◆ Written problem
Reproduce the entries below in full, word for word.
START Information supplied
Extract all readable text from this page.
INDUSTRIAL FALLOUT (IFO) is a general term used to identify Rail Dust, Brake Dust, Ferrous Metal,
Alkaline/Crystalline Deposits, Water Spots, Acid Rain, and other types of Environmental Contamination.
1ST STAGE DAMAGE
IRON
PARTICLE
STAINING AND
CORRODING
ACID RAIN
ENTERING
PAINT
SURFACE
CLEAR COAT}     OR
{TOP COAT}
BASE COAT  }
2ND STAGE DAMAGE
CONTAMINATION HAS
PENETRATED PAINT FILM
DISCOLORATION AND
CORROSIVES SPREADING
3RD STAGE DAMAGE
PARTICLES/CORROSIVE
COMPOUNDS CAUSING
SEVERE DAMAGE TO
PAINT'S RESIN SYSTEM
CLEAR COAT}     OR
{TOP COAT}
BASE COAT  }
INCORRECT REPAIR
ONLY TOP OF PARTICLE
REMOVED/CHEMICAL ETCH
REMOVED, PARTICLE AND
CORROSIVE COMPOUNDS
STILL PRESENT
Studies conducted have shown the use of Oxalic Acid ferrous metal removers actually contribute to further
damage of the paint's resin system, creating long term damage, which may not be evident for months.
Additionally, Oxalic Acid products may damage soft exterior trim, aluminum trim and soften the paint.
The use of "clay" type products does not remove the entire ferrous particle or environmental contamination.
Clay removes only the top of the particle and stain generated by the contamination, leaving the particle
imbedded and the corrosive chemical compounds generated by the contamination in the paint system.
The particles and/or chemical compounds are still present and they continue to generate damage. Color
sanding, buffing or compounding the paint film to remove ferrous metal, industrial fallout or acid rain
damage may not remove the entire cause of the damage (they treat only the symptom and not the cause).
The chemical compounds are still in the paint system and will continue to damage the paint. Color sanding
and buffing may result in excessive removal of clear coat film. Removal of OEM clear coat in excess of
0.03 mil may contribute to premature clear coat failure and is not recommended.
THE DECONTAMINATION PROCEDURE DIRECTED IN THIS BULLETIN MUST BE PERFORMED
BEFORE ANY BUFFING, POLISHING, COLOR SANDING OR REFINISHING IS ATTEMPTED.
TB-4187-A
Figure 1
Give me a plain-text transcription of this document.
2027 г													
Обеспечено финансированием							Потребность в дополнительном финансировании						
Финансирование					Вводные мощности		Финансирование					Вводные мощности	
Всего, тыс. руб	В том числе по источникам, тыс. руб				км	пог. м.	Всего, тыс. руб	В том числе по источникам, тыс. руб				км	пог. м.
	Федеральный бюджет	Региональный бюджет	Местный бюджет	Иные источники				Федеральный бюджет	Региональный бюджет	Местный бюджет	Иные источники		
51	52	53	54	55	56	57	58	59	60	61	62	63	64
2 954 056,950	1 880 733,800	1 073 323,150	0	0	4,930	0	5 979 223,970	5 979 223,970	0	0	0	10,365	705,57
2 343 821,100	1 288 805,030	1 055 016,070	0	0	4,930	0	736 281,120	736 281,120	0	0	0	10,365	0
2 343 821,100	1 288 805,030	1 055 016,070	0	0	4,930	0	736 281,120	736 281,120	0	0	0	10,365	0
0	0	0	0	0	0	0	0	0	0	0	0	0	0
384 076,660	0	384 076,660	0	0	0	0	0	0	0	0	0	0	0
END Information supplied
◆ Output below
Extract all readable text from this page.
INDUSTRIAL FALLOUT (IFO) is a general term used to identify Rail Dust, Brake Dust, Ferrous Metal,
Alkaline/Crystalline Deposits, Water Spots, Acid Rain, and other types of Environmental Contamination.
1ST STAGE DAMAGE
IRON
PARTICLE
STAINING AND
CORRODING
ACID RAIN
ENTERING
PAINT
SURFACE
CLEAR COAT}     OR
{TOP COAT}
BASE COAT  }
2ND STAGE DAMAGE
CONTAMINATION HAS
PENETRATED PAINT FILM
DISCOLORATION AND
CORROSIVES SPREADING
3RD STAGE DAMAGE
PARTICLES/CORROSIVE
COMPOUNDS CAUSING
SEVERE DAMAGE TO
PAINT'S RESIN SYSTEM
CLEAR COAT}     OR
{TOP COAT}
BASE COAT  }
INCORRECT REPAIR
ONLY TOP OF PARTICLE
REMOVED/CHEMICAL ETCH
REMOVED, PARTICLE AND
CORROSIVE COMPOUNDS
STILL PRESENT
Studies conducted have shown the use of Oxalic Acid ferrous metal removers actually contribute to further
damage of the paint's resin system, creating long term damage, which may not be evident for months.
Additionally, Oxalic Acid products may damage soft exterior trim, aluminum trim and soften the paint.
The use of "clay" type products does not remove the entire ferrous particle or environmental contamination.
Clay removes only the top of the particle and stain generated by the contamination, leaving the particle
imbedded and the corrosive chemical compounds generated by the contamination in the paint system.
The particles and/or chemical compounds are still present and they continue to generate damage. Color
sanding, buffing or compounding the paint film to remove ferrous metal, industrial fallout or acid rain
damage may not remove the entire cause of the damage (they treat only the symptom and not the cause).
The chemical compounds are still in the paint system and will continue to damage the paint. Color sanding
and buffing may result in excessive removal of clear coat film. Removal of OEM clear coat in excess of
0.03 mil may contribute to premature clear coat failure and is not recommended.
THE DECONTAMINATION PROCEDURE DIRECTED IN THIS BULLETIN MUST BE PERFORMED
BEFORE ANY BUFFING, POLISHING, COLOR SANDING OR REFINISHING IS ATTEMPTED.
TB-4187-A
Figure 1
Give me a plain-text transcription of this document.
2027 г													
Обеспечено финансированием							Потребность в дополнительном финансировании						
Финансирование					Вводные мощности		Финансирование					Вводные мощности	
Всего, тыс. руб	В том числе по источникам, тыс. руб				км	пог. м.	Всего, тыс. руб	В том числе по источникам, тыс. руб				км	пог. м.
	Федеральный бюджет	Региональный бюджет	Местный бюджет	Иные источники				Федеральный бюджет	Региональный бюджет	Местный бюджет	Иные источники		
51	52	53	54	55	56	57	58	59	60	61	62	63	64
2 954 056,950	1 880 733,800	1 073 323,150	0	0	4,930	0	5 979 223,970	5 979 223,970	0	0	0	10,365	705,57
2 343 821,100	1 288 805,030	1 055 016,070	0	0	4,930	0	736 281,120	736 281,120	0	0	0	10,365	0
2 343 821,100	1 288 805,030	1 055 016,070	0	0	4,930	0	736 281,120	736 281,120	0	0	0	10,365	0
0	0	0	0	0	0	0	0	0	0	0	0	0	0
384 076,660	0	384 076,660	0	0	0	0	0	0	0	0	0	0	0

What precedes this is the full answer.